*Listed records*:

>>

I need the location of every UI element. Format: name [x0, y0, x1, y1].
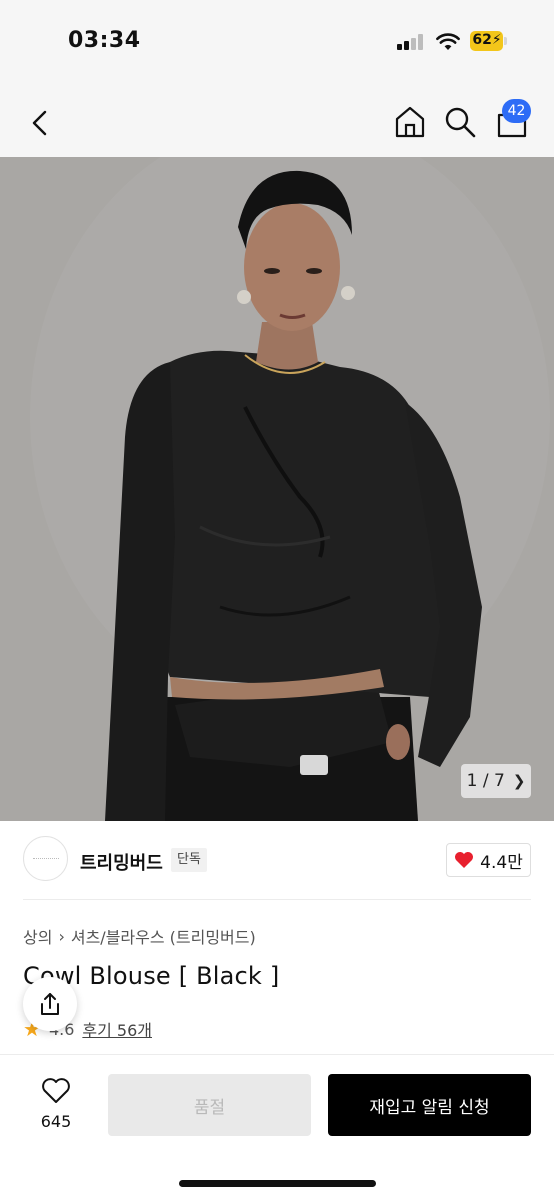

<<
>>

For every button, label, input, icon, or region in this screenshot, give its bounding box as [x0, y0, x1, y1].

<<
>>

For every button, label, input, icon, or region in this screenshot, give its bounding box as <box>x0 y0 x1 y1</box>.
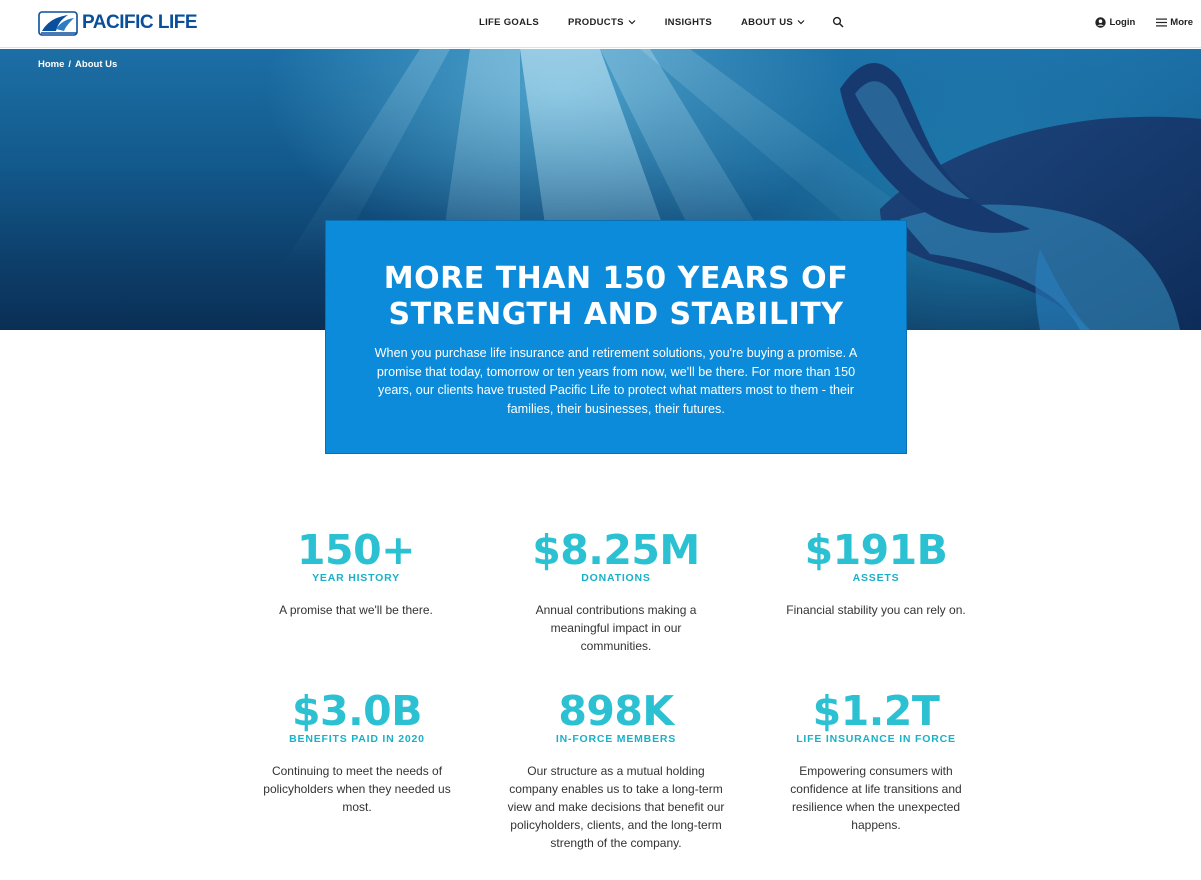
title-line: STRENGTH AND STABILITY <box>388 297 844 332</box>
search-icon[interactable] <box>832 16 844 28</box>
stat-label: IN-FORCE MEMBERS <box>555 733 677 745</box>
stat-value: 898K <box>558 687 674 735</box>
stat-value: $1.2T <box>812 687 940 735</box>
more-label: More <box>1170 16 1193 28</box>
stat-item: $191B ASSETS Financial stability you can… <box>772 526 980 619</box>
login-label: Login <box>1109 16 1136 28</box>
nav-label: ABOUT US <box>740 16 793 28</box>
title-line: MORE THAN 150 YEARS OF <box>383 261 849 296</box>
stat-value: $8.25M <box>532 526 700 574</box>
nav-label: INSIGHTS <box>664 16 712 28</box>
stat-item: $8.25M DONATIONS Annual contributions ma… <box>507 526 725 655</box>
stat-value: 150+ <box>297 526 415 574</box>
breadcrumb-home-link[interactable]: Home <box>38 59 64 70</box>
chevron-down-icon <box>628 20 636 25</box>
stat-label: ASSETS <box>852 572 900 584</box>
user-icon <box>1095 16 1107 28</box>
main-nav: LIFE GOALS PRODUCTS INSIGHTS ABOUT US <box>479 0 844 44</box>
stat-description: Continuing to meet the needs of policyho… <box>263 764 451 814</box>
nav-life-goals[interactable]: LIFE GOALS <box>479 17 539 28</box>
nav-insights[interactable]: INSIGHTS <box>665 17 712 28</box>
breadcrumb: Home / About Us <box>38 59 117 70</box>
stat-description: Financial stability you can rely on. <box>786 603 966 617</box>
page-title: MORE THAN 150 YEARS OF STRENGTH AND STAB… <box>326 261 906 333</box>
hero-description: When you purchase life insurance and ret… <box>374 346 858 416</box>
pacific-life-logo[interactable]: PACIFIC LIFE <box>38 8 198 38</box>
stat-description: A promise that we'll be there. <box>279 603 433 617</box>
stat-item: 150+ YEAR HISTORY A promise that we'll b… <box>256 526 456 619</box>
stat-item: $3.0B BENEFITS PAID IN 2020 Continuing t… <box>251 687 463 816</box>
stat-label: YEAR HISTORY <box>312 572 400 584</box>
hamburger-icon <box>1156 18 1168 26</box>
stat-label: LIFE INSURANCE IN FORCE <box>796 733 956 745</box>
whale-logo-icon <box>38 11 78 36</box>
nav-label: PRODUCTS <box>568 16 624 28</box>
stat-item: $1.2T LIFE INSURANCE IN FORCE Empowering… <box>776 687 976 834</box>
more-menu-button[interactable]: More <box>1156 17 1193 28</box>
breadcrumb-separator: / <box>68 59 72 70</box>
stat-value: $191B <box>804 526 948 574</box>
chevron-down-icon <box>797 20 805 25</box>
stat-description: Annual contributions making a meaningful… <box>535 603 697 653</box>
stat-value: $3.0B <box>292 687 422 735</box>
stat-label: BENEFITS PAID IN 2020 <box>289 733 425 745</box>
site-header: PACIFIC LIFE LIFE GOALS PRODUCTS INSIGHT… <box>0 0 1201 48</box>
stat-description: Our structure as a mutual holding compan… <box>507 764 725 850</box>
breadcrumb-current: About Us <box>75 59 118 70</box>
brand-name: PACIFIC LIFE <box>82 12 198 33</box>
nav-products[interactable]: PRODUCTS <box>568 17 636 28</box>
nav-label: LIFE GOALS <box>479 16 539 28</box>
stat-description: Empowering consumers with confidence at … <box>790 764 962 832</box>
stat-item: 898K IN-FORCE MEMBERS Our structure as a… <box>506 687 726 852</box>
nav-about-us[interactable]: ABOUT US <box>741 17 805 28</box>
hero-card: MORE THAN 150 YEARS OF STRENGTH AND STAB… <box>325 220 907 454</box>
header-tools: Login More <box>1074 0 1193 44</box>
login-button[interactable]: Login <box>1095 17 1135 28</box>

<<

Reproduce everything in the material verbatim, from the line containing "y0 x1 y1</box>." down to the line containing "page-title: MORE THAN", including both of those lines. Omit the picture from your reproduction.

*In response*:
For every button, label, input, icon, or region in this screenshot, give its bounding box as <box>x0 y0 x1 y1</box>.
title-line: STRENGTH AND STABILITY <box>388 297 844 332</box>
search-icon[interactable] <box>832 16 844 28</box>
stat-label: IN-FORCE MEMBERS <box>555 733 677 745</box>
stat-value: 898K <box>558 687 674 735</box>
stat-value: $1.2T <box>812 687 940 735</box>
more-label: More <box>1170 16 1193 28</box>
stat-item: $191B ASSETS Financial stability you can… <box>772 526 980 619</box>
login-label: Login <box>1109 16 1136 28</box>
nav-label: ABOUT US <box>740 16 793 28</box>
title-line: MORE THAN 150 YEARS OF <box>383 261 849 296</box>
stat-value: $8.25M <box>532 526 700 574</box>
nav-label: INSIGHTS <box>664 16 712 28</box>
stat-item: $8.25M DONATIONS Annual contributions ma… <box>507 526 725 655</box>
stat-value: 150+ <box>297 526 415 574</box>
breadcrumb-home-link[interactable]: Home <box>38 59 64 70</box>
chevron-down-icon <box>628 20 636 25</box>
stat-label: ASSETS <box>852 572 900 584</box>
user-icon <box>1095 16 1107 28</box>
main-nav: LIFE GOALS PRODUCTS INSIGHTS ABOUT US <box>479 0 844 44</box>
stat-description: Continuing to meet the needs of policyho… <box>263 764 451 814</box>
nav-life-goals[interactable]: LIFE GOALS <box>479 17 539 28</box>
nav-insights[interactable]: INSIGHTS <box>665 17 712 28</box>
breadcrumb: Home / About Us <box>38 59 117 70</box>
stat-description: Financial stability you can rely on. <box>786 603 966 617</box>
page-title: MORE THAN 150 YEARS OF STRENGTH AND STAB… <box>326 261 906 333</box>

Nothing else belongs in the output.